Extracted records
____________________

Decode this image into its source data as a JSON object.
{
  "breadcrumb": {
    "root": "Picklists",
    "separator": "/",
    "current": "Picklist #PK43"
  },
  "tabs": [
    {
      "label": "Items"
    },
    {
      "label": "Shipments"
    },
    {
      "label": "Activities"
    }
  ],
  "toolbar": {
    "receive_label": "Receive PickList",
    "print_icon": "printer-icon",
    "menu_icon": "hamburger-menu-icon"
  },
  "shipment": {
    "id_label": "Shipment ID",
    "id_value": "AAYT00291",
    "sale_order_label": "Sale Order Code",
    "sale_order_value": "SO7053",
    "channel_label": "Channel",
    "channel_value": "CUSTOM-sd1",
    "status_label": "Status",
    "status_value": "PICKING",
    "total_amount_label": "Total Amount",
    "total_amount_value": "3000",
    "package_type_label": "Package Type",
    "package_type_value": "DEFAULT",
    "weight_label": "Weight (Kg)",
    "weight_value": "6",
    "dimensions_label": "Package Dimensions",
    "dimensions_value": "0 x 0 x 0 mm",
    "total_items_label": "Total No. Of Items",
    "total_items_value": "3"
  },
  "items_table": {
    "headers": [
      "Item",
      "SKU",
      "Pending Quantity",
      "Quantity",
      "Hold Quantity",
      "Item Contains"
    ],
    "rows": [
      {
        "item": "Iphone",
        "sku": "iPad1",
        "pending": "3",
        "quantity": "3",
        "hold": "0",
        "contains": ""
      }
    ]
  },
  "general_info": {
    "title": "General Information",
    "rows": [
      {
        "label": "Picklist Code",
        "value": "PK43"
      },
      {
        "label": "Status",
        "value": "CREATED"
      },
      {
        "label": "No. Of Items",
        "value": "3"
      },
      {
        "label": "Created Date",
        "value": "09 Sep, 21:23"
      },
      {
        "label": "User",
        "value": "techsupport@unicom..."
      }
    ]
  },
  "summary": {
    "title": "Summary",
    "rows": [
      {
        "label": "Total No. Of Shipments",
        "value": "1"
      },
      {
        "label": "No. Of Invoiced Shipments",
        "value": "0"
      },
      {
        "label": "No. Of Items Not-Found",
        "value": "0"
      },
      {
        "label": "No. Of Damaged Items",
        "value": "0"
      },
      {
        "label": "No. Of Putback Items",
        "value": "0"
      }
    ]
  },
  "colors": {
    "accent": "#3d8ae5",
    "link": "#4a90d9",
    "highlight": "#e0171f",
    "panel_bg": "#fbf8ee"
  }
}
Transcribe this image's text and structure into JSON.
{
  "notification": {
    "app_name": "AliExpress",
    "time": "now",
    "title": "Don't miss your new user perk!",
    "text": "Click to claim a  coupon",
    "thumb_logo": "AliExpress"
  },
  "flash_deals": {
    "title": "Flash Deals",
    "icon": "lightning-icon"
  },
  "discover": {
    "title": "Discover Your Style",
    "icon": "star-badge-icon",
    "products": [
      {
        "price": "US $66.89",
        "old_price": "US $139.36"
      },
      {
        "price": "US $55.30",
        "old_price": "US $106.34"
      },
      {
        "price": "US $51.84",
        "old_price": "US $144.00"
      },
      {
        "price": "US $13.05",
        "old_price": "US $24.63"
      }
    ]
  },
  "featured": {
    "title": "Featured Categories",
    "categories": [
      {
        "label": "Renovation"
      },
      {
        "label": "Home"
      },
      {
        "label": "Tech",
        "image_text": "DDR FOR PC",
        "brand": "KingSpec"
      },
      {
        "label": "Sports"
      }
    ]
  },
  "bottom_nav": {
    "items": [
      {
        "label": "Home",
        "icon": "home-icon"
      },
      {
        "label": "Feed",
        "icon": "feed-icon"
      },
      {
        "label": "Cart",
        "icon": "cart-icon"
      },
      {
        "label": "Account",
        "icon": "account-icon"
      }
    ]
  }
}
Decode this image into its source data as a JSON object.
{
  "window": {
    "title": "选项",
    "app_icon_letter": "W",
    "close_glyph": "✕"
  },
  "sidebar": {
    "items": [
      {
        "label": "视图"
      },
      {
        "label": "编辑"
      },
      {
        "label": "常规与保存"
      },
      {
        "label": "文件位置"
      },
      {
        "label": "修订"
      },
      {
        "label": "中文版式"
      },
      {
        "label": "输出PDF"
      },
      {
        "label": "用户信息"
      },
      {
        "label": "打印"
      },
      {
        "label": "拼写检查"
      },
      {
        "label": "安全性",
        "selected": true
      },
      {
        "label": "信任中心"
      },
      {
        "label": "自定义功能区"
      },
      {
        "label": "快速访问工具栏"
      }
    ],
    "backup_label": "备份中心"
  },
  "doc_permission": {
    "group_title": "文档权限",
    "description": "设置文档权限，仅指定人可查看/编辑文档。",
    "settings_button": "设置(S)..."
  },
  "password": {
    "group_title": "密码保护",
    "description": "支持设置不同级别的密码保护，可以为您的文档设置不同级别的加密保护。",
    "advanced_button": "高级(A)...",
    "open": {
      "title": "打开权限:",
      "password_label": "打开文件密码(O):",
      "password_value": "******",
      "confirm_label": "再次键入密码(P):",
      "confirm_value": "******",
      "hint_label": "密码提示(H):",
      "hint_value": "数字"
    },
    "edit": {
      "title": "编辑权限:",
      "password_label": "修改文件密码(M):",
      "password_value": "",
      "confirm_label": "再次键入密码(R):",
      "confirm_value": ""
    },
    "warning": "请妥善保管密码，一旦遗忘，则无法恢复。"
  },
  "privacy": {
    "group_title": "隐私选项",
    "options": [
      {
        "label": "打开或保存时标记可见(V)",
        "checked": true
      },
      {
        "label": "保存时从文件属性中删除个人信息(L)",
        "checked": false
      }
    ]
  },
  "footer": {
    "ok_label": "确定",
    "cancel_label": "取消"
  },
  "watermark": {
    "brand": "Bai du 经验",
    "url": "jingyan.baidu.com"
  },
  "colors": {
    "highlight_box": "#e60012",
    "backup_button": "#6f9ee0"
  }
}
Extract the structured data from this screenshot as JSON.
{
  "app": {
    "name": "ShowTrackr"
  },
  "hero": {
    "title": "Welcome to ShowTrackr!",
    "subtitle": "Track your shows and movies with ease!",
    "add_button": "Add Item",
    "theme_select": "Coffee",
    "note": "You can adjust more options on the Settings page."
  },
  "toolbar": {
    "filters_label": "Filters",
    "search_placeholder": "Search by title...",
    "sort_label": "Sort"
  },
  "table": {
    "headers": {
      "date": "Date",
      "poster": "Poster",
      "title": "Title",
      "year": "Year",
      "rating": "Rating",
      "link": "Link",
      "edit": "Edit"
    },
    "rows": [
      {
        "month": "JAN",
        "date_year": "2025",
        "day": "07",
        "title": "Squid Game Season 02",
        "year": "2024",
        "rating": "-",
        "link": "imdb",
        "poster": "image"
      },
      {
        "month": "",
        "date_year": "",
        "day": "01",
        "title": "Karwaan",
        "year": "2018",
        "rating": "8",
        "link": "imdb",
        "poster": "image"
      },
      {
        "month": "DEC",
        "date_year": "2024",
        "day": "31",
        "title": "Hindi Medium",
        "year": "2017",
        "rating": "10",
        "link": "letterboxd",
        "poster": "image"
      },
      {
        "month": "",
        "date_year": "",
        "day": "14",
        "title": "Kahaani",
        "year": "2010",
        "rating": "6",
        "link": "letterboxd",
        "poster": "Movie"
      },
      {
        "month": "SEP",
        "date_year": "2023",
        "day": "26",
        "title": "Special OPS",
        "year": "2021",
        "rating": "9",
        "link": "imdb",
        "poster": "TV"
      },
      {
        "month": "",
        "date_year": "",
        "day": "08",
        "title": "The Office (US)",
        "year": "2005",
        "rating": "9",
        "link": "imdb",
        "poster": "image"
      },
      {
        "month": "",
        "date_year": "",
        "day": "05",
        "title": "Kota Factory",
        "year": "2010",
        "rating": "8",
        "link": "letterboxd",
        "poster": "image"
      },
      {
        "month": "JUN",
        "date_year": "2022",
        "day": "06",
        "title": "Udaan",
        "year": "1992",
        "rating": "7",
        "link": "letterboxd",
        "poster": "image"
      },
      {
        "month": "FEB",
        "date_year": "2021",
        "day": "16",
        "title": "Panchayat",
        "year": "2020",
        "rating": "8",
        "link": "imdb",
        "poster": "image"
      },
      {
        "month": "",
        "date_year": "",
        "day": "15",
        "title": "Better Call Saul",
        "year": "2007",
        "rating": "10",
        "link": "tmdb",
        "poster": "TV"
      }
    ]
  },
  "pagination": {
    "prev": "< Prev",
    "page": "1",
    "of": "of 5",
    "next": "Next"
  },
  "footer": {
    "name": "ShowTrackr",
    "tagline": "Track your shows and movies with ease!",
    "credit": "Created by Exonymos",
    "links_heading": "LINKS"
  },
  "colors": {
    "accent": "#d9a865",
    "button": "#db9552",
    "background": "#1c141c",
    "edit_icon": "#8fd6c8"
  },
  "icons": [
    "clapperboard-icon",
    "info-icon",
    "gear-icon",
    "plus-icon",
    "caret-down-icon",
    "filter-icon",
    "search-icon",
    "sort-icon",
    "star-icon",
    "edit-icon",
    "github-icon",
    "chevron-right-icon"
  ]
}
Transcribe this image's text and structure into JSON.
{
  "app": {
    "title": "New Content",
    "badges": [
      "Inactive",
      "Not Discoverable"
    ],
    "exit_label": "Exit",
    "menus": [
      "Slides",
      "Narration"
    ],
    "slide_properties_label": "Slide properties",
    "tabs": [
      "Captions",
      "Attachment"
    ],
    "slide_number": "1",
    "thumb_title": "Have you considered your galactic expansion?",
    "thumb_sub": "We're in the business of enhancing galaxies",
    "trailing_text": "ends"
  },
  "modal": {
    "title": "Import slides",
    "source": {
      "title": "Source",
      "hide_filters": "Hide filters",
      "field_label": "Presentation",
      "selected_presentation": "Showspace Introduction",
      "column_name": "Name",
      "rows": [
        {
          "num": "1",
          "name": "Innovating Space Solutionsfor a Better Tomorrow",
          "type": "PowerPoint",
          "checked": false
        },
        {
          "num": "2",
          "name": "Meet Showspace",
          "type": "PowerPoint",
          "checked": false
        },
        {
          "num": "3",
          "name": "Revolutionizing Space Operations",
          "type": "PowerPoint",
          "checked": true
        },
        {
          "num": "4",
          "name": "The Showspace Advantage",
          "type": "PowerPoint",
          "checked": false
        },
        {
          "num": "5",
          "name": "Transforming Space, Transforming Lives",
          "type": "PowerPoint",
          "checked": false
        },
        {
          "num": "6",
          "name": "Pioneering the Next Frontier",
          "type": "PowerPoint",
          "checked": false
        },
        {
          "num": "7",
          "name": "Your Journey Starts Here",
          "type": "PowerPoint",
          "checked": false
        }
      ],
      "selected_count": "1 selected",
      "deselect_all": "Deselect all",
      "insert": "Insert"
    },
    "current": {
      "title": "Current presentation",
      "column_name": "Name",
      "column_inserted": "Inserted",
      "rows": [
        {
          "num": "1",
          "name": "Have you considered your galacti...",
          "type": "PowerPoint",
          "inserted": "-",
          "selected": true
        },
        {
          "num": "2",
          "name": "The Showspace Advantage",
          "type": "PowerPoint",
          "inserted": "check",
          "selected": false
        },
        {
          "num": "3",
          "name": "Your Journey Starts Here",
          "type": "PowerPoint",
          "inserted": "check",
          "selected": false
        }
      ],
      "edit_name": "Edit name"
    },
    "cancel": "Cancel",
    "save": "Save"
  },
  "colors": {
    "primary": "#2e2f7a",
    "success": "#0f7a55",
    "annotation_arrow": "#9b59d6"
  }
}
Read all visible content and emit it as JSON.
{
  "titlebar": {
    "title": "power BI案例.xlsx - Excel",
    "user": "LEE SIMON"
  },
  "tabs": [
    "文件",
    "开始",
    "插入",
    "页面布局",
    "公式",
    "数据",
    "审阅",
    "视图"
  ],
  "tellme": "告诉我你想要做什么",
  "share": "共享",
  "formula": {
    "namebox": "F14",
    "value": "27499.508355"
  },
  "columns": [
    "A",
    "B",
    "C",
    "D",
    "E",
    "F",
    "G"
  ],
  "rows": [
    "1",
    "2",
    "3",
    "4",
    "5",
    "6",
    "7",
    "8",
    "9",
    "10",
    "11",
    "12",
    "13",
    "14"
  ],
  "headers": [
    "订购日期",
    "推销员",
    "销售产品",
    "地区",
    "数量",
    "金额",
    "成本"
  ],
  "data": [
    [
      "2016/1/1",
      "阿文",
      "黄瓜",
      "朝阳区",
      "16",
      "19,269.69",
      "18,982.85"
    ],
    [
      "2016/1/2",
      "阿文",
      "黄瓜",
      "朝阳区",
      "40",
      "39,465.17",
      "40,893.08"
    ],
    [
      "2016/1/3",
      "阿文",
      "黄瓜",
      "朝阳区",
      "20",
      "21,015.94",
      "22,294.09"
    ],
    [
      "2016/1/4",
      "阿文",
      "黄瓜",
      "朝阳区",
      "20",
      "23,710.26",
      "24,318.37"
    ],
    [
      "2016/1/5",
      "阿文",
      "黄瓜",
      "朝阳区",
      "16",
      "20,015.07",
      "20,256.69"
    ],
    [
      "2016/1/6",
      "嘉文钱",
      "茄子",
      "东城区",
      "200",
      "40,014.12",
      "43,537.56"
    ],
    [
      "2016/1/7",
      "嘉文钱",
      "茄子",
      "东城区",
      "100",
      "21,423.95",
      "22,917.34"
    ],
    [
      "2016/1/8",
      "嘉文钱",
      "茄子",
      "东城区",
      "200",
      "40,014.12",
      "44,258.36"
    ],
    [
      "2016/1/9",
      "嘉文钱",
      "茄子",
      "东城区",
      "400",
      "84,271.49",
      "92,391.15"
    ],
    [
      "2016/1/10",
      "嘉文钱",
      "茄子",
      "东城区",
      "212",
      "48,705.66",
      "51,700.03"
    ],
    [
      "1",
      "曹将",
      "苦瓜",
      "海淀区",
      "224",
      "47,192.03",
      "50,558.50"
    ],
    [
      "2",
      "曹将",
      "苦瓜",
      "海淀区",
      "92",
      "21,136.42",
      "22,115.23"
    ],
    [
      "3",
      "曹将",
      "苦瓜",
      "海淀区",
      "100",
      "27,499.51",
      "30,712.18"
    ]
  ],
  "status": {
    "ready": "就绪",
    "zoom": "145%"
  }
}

____________________

**Your objective:** Copy all lines from the listing that contain "description".

**Solution to the exercise:**
    "description": "设置文档权限，仅指定人可查看/编辑文档。",
    "description": "支持设置不同级别的密码保护，可以为您的文档设置不同级别的加密保护。",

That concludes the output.